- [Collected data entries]
=======

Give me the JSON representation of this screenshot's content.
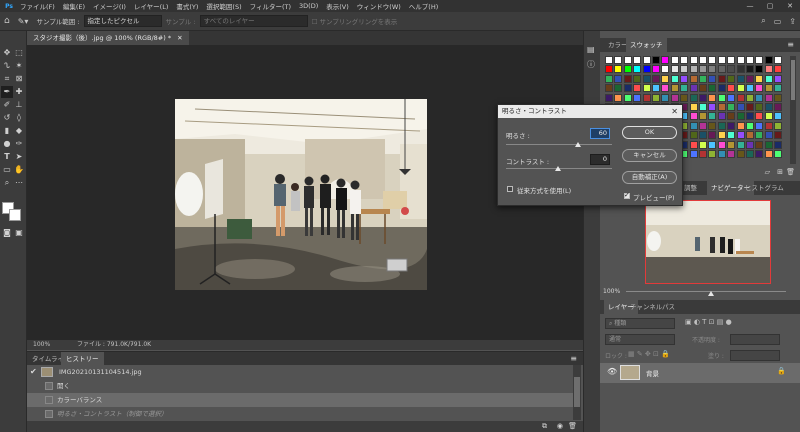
{
  "menubar": {
    "logo": "Ps",
    "items": [
      "ファイル(F)",
      "編集(E)",
      "イメージ(I)",
      "レイヤー(L)",
      "書式(Y)",
      "選択範囲(S)",
      "フィルター(T)",
      "3D(D)",
      "表示(V)",
      "ウィンドウ(W)",
      "ヘルプ(H)"
    ],
    "window_controls": [
      "—",
      "▢",
      "✕"
    ]
  },
  "options_bar": {
    "sample_label": "サンプル範囲 :",
    "sample_value": "指定したピクセル",
    "sample2_label": "サンプル :",
    "sample2_value": "すべてのレイヤー",
    "show_ring_label": "サンプリングリングを表示"
  },
  "document": {
    "tab_title": "スタジオ撮影（後）.jpg @ 100% (RGB/8#) *",
    "tab_close": "✕",
    "zoom": "100%",
    "file_info": "ファイル : 791.0K/791.0K"
  },
  "history_panel": {
    "tabs": [
      "タイムライン",
      "ヒストリー"
    ],
    "snapshot": "IMG20210131104514.jpg",
    "states": [
      "開く",
      "カラーバランス",
      "明るさ・コントラスト（制御で選択）"
    ]
  },
  "swatches_panel": {
    "tabs": [
      "カラー",
      "スウォッチ"
    ],
    "colors_row1": [
      "#ffffff",
      "#ffffff",
      "#ffffff",
      "#ffffff",
      "#ffffff",
      "#000000",
      "#ff00ff",
      "#ffffff",
      "#ffffff",
      "#ffffff",
      "#ffffff",
      "#ffffff",
      "#ffffff",
      "#ffffff",
      "#ffffff",
      "#ffffff",
      "#ffffff",
      "#000000",
      "#ffffff"
    ],
    "colors_row2": [
      "#ff0000",
      "#ffff00",
      "#00ff00",
      "#00ffff",
      "#0000ff",
      "#ff00ff",
      "#ffffff",
      "#e8e8e8",
      "#cccccc",
      "#b3b3b3",
      "#999999",
      "#808080",
      "#666666",
      "#4d4d4d",
      "#333333",
      "#1a1a1a",
      "#000000",
      "#ff8080",
      "#ff4040"
    ]
  },
  "dialog": {
    "title": "明るさ・コントラスト",
    "brightness_label": "明るさ :",
    "brightness_value": "60",
    "contrast_label": "コントラスト :",
    "contrast_value": "0",
    "legacy_label": "従来方式を使用(L)",
    "ok_label": "OK",
    "cancel_label": "キャンセル",
    "auto_label": "自動補正(A)",
    "preview_label": "プレビュー(P)",
    "preview_checked": true,
    "legacy_checked": false
  },
  "navigator_panel": {
    "tabs": [
      "調整",
      "ナビゲーター",
      "ヒストグラム"
    ],
    "zoom": "100%"
  },
  "layers_panel": {
    "tabs": [
      "レイヤー",
      "チャンネル",
      "パス"
    ],
    "filter_placeholder": "種類",
    "blend_mode": "通常",
    "opacity_label": "不透明度 :",
    "lock_label": "ロック :",
    "fill_label": "塗り :",
    "layer_name": "背景"
  },
  "accent": "#31a8ff"
}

=======

- [What the task requires]
Go through the records. Copy each line where "コントラスト" appears.

- [The output]
      "明るさ・コントラスト（制御で選択）"
    "title": "明るさ・コントラスト",
    "contrast_label": "コントラスト :",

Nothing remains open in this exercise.